* [SELECTED EXTRACT]:
Contact: Larry Whitman, WSU Associate Dean for Undergraduate Education, College of Engineering |
Wichita has been named a finalist for the coveted US2020 City Competition, one of 13 cities chosen out of 52 applicants nationwide to bolster STEM mentorship for underrepresented students. The accomplishment recognizes that Wichita may be the best city in the nation to demonstrate the impact of science, technology, engineering and math (STEM) mentoring, said local leaders in government, education, engineering and industry.
The US2020 City Competition capitalizes on the role of cities as centers for innovation, supporting outstanding efforts to build STEM mentoring capacity at the local level. The competition was announced by former President Bill Clinton at the Clinton Global Initiative in June. The other 12 finalists are Allentown, Pa.; Baton Rouge, La.; Boston; Charlotte, N.C.; Chicago; Houston; Indianapolis, Ind.; New York; Philadelphia; Research Triangle, N.C.; San Francisco; and Tulsa, Okla.
Wichita has an extraordinary number of STEM professionals, with the third-highest concentration of engineers in the nation, according to Forbes magazine.

* [PROMPT 1]: Please translate this sentence from the news release into Spanish: "The competition was announced by former President Bill Clinton at the Clinton Global Initiative in June."
* [PROMPT 2]:
Answer these questions from the news release.
(a) How many cities applied nationwide?
(b) Who announced the competition?
(c) According to Forbes magazine, where does Wichita rank nationally in its concentration of engineers?
The lines after this point have no connection to the news release.

* [EXTRACTED DATA]:
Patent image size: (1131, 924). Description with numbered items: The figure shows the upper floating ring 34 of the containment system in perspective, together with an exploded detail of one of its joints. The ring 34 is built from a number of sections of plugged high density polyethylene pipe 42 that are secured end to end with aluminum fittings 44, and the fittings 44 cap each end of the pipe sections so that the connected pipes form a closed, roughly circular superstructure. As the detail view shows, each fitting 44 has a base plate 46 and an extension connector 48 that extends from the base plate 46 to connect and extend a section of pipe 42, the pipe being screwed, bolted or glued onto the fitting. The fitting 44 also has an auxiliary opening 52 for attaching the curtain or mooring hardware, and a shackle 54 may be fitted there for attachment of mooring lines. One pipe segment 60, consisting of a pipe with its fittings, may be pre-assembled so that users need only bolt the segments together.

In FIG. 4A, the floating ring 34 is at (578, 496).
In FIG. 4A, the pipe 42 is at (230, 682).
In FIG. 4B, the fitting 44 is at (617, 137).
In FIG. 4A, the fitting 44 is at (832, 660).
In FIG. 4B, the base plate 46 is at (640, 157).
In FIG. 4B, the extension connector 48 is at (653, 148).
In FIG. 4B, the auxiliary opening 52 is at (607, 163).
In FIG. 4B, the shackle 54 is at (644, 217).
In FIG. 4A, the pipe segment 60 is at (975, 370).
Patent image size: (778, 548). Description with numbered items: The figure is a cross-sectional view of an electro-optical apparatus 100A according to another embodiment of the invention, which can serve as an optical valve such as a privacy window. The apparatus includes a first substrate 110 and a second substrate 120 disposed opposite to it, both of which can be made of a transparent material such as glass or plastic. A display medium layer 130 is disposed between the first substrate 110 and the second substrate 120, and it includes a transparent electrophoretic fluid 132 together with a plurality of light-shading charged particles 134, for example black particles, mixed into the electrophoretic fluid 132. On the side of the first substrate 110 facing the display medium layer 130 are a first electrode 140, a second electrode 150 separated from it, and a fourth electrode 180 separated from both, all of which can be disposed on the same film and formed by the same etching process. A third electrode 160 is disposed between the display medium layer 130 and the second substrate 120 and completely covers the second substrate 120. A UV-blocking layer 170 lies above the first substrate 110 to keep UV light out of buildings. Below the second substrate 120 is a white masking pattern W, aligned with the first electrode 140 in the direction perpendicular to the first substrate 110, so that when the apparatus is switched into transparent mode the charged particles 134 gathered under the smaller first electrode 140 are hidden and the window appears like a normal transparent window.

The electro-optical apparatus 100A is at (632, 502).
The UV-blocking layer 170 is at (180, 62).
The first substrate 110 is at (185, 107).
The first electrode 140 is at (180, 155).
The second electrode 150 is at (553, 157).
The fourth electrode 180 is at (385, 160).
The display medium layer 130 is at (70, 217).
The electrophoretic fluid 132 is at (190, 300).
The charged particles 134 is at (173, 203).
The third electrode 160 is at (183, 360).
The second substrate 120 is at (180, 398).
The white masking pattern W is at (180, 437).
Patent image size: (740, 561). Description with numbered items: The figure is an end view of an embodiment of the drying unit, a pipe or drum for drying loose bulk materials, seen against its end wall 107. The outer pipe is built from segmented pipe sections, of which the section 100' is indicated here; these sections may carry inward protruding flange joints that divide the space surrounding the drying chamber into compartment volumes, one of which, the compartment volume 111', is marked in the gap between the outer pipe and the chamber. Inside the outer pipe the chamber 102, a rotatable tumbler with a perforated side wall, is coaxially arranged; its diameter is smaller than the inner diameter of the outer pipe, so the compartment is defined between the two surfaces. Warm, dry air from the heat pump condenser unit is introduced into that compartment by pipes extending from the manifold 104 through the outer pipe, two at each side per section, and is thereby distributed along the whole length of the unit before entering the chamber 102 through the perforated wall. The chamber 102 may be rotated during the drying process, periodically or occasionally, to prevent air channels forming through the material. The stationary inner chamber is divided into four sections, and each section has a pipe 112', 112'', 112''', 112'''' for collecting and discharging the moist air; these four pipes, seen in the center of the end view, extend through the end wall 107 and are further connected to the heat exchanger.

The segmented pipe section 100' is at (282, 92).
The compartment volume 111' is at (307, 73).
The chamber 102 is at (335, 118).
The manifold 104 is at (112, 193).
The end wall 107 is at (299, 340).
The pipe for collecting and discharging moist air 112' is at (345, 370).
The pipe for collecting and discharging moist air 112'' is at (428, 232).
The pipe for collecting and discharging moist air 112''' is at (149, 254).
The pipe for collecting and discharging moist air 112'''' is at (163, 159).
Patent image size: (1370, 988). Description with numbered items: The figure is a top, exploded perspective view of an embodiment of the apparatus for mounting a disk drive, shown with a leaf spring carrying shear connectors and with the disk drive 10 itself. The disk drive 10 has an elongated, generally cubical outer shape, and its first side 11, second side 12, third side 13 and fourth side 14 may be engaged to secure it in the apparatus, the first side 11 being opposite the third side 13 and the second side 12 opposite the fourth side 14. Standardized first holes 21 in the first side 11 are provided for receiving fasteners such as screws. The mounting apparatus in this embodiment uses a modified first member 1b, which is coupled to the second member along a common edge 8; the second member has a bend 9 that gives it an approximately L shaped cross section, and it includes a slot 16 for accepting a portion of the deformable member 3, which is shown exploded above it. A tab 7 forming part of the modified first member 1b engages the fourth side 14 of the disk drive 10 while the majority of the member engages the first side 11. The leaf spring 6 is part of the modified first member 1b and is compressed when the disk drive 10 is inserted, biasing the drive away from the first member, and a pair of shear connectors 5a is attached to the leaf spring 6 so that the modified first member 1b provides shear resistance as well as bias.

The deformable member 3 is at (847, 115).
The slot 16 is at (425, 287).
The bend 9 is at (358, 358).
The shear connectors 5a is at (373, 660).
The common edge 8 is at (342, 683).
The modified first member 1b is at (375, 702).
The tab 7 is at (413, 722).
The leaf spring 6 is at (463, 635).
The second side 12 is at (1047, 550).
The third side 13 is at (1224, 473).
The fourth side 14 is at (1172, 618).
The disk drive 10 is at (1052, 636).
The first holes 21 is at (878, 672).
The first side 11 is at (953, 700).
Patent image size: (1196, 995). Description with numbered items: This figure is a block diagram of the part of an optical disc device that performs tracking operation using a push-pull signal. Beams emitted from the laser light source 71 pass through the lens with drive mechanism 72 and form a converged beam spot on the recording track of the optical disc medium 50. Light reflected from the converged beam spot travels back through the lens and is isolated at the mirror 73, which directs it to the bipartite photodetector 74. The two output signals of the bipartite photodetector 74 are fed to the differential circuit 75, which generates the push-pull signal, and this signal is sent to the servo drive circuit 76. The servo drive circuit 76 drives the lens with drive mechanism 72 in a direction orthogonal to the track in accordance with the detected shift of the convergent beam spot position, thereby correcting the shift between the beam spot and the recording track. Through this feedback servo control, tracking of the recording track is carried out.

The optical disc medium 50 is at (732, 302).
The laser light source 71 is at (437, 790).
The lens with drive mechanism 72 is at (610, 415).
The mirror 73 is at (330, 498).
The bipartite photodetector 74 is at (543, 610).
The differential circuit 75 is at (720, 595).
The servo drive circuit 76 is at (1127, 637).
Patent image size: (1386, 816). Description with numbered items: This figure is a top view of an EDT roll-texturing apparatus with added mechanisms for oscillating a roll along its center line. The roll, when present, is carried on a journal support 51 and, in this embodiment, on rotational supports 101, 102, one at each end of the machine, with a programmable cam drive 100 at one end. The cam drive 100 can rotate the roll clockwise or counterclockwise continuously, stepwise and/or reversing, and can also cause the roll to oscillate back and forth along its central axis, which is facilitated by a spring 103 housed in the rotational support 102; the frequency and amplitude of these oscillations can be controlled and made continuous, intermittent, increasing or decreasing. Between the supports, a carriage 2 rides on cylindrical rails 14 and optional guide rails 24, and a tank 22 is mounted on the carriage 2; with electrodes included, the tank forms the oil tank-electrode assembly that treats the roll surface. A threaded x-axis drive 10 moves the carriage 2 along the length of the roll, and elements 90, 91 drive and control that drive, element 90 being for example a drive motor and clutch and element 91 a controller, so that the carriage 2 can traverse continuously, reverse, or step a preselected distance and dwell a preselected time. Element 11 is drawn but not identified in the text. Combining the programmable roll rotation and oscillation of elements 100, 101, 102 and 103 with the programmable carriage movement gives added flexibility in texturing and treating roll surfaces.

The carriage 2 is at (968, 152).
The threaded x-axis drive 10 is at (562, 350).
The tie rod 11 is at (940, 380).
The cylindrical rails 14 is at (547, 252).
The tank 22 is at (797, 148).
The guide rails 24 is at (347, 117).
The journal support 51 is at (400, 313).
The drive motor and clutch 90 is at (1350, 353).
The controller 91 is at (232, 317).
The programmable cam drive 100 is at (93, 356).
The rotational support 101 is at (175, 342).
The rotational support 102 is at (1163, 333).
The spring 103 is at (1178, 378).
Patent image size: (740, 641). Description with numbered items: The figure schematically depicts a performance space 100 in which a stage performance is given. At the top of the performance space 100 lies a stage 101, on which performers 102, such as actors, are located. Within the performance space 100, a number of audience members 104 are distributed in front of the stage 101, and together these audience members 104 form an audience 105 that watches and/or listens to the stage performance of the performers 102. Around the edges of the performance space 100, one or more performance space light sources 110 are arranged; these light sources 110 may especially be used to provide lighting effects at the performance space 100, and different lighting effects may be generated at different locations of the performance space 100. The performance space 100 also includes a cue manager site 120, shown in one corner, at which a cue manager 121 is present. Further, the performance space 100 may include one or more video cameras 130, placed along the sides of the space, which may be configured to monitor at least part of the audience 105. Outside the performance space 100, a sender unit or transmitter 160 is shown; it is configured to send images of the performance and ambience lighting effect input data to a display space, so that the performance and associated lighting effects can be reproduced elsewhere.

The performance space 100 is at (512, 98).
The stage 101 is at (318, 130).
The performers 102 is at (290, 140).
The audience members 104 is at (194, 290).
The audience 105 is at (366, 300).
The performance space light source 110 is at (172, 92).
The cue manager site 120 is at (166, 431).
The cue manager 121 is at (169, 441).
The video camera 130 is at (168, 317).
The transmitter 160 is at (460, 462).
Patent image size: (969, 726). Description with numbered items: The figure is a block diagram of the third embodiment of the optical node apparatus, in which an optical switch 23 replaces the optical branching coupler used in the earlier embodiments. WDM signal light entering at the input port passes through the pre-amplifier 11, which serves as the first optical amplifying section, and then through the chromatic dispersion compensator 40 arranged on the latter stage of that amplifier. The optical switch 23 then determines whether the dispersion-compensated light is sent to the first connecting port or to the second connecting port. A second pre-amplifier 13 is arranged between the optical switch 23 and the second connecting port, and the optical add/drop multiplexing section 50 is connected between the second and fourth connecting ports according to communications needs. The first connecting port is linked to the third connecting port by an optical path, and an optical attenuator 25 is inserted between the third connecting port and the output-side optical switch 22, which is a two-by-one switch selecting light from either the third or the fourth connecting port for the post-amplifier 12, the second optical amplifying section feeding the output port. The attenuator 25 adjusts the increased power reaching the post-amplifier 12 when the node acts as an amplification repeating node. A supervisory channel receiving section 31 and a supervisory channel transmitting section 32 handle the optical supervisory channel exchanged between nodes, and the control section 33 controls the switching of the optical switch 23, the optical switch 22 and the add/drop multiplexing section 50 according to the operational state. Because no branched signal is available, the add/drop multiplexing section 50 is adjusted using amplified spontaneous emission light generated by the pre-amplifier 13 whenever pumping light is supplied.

* [WRITTEN ANSWER 1]: La competencia fue anunciada por el expresidente Bill Clinton en la Clinton Global Initiative en junio.

* [WRITTEN ANSWER 2]:
(a) 52
(b) Former President Bill Clinton
(c) Third-highest in the nation